### What is being asked:
Using the listing below, please gather every line containing the word "document".

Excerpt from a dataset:
○ ○ ○

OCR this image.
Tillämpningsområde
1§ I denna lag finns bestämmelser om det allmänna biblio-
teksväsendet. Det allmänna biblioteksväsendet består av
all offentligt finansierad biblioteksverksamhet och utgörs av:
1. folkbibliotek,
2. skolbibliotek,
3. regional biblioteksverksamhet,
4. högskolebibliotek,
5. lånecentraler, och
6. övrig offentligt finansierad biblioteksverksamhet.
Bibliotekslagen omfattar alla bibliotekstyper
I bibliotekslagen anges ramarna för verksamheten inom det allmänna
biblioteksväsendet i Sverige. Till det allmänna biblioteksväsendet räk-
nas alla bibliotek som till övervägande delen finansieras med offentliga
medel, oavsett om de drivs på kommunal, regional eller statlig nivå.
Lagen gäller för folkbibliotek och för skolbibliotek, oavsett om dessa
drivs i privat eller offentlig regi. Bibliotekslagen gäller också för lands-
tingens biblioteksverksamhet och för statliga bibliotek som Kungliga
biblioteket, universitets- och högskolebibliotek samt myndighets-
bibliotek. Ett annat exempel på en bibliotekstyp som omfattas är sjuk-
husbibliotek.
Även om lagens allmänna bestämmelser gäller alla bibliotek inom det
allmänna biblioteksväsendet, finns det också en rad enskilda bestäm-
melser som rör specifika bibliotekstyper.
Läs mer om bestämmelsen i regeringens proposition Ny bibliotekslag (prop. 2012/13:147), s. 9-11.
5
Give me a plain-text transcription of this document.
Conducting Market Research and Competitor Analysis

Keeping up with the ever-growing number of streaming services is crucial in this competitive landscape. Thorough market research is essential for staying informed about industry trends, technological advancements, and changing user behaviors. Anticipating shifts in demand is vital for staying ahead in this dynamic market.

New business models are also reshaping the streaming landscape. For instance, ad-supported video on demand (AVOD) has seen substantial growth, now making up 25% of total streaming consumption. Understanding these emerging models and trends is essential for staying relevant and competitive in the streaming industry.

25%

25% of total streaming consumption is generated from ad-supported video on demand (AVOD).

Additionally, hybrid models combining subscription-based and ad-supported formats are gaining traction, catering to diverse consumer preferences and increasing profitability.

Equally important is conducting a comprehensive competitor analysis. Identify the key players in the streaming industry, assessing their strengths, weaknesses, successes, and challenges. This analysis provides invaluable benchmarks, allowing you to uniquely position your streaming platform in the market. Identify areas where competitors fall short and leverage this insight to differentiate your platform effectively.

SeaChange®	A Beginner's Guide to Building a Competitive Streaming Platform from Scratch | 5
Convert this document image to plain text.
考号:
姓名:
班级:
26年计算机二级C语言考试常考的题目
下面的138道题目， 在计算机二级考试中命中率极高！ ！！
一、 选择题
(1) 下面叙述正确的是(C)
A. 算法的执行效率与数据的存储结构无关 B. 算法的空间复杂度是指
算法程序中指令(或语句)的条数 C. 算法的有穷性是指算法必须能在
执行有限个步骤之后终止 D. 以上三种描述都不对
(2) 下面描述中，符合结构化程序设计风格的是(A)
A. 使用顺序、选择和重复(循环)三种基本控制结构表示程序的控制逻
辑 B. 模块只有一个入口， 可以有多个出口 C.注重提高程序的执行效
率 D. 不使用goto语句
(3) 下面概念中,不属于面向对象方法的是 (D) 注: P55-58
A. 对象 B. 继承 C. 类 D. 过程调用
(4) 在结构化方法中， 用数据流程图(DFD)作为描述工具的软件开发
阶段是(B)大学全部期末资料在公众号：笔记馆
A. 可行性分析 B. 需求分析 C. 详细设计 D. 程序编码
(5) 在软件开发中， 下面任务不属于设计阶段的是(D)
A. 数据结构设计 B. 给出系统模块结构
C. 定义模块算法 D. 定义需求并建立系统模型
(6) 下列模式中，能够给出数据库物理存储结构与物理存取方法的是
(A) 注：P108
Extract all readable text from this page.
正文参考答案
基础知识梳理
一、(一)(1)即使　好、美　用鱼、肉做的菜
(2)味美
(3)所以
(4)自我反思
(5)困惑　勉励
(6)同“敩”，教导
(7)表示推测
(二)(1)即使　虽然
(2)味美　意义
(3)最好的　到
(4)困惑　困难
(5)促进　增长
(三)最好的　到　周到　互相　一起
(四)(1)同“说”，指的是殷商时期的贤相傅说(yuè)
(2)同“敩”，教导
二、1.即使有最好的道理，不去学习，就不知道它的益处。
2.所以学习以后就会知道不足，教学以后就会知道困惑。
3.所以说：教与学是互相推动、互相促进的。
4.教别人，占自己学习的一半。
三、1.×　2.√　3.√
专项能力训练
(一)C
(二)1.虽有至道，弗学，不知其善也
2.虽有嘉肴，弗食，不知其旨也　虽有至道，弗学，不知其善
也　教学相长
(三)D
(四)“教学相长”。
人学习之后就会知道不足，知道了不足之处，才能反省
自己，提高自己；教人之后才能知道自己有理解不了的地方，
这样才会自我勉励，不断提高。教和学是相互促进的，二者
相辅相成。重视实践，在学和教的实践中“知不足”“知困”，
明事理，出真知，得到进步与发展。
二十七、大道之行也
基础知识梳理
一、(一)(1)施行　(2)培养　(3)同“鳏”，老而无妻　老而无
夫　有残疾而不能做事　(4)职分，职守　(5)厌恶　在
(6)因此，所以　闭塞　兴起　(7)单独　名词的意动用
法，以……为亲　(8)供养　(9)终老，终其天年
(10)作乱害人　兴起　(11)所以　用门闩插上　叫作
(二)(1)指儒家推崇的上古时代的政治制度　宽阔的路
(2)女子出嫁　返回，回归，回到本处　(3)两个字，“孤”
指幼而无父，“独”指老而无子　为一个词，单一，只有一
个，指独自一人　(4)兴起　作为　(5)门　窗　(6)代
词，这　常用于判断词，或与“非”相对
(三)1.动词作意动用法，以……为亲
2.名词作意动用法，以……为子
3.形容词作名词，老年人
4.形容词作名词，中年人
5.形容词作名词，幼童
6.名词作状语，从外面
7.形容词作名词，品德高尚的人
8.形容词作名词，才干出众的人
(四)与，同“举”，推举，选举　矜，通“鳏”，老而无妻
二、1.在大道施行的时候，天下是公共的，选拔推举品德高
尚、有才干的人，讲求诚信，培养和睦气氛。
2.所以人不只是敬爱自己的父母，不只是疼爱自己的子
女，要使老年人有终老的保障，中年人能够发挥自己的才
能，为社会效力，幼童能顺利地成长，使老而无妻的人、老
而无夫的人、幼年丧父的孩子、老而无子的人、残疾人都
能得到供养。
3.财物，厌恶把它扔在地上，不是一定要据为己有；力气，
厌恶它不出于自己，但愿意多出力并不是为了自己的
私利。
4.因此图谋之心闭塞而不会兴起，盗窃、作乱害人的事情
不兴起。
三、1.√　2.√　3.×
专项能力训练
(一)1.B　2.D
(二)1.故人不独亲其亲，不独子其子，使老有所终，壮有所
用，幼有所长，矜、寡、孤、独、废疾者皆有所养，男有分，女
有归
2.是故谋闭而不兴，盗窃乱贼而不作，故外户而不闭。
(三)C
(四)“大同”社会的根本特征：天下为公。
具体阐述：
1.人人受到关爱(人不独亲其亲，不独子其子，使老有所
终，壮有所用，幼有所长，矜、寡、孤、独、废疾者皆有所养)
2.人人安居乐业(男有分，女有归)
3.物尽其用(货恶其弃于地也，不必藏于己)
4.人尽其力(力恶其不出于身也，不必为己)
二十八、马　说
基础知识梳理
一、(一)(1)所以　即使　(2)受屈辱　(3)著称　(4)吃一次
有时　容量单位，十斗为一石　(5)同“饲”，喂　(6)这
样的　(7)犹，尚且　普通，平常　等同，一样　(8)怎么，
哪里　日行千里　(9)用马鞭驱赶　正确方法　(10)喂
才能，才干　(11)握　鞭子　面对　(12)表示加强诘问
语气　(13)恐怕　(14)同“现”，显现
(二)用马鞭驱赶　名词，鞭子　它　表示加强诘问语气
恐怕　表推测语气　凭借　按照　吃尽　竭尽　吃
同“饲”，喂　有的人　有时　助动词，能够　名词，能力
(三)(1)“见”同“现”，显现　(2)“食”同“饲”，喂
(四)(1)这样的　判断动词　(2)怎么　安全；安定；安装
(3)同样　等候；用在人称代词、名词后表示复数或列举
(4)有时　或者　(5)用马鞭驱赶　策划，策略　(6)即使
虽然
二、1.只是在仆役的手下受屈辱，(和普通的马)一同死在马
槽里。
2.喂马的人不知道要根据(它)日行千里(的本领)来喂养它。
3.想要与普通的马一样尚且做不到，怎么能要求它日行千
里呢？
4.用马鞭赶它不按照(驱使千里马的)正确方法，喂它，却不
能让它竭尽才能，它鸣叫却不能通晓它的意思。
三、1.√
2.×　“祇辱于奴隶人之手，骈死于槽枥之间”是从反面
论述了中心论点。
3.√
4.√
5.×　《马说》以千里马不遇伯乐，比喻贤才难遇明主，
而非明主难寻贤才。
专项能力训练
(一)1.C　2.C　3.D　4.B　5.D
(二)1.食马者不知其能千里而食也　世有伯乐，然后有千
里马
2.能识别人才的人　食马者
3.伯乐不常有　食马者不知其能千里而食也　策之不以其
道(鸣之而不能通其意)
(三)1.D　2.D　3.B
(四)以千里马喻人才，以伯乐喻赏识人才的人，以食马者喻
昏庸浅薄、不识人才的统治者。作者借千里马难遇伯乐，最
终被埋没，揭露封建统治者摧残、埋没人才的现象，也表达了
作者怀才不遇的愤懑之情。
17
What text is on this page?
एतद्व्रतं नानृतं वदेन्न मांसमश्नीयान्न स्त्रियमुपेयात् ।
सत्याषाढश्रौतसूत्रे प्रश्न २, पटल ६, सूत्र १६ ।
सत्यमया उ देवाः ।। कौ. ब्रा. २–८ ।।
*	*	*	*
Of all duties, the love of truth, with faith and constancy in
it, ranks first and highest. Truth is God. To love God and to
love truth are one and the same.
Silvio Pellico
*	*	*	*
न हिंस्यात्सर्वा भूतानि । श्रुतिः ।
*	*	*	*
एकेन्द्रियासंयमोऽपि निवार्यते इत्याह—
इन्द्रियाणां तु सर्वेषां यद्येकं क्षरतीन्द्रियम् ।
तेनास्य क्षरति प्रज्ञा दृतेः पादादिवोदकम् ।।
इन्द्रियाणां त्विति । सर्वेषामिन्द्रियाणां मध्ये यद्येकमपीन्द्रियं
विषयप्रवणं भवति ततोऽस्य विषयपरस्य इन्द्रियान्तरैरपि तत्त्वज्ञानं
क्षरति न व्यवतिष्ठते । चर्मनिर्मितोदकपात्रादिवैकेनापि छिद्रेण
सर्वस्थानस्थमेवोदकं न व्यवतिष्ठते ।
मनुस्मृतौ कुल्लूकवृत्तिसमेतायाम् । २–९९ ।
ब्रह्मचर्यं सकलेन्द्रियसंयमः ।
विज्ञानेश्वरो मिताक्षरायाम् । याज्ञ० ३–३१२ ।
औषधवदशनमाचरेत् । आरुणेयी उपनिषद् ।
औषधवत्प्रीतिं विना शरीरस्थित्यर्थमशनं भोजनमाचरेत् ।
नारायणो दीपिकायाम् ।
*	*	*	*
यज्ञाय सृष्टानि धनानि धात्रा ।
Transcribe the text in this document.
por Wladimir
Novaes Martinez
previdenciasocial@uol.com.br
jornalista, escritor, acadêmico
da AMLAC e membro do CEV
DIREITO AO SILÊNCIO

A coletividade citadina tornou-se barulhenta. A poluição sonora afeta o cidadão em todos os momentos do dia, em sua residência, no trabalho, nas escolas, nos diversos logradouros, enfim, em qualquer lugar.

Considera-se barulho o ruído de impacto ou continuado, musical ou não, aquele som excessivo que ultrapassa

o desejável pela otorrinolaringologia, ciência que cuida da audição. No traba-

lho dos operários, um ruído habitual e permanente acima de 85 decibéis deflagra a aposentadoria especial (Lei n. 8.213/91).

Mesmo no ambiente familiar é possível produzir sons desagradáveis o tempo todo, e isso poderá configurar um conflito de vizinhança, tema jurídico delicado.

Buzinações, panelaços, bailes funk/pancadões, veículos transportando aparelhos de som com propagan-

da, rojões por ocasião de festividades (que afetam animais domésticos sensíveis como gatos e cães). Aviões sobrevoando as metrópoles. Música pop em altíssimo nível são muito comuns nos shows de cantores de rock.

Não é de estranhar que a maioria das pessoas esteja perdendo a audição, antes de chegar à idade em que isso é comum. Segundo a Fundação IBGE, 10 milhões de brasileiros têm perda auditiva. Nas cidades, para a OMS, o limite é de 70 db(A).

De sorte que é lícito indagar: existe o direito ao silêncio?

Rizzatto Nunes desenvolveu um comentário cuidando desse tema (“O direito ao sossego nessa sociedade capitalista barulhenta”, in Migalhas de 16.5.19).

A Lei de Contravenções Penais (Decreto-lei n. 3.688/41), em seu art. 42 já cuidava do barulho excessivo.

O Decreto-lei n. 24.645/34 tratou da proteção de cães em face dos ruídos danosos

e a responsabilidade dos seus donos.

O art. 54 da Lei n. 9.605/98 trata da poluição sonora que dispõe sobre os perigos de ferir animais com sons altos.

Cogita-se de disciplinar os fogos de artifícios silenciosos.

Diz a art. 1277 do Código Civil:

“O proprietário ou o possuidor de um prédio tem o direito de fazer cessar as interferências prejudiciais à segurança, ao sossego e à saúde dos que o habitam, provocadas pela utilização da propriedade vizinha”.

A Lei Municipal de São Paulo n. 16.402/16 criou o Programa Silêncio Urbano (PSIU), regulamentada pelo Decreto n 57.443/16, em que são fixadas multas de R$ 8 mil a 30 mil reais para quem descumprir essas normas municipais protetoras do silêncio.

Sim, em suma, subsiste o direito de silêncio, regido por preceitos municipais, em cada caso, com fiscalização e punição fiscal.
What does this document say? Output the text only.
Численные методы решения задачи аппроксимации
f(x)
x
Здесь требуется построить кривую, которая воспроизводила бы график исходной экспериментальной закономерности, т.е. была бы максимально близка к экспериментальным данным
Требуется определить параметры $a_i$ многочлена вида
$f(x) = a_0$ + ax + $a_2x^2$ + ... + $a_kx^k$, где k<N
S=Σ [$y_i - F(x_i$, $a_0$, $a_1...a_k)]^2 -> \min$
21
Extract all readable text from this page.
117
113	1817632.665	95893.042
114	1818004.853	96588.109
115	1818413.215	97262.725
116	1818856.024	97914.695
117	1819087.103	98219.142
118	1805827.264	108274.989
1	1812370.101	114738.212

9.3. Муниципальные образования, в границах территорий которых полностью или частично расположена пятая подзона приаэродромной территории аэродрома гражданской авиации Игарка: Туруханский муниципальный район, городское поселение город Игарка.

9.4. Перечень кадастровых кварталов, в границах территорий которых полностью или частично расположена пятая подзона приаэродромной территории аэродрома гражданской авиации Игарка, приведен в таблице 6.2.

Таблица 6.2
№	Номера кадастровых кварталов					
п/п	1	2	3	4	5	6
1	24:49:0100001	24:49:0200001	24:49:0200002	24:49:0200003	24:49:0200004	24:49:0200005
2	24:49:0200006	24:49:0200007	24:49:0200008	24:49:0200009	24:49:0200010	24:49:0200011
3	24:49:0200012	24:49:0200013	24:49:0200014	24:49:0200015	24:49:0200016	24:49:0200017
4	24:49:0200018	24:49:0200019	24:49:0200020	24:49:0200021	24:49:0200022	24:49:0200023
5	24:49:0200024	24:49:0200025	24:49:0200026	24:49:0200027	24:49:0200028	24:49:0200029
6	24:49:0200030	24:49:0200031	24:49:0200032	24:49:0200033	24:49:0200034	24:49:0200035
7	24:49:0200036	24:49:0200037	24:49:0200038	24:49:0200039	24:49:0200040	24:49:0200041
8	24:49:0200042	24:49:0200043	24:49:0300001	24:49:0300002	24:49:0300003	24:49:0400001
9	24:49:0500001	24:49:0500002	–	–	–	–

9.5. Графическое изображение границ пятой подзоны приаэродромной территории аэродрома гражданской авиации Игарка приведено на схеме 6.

○ ○ ○

### Completed task:
Give me a plain-text transcription of this document.
Convert this document image to plain text.
Transcribe the text in this document.
What does this document say? Output the text only.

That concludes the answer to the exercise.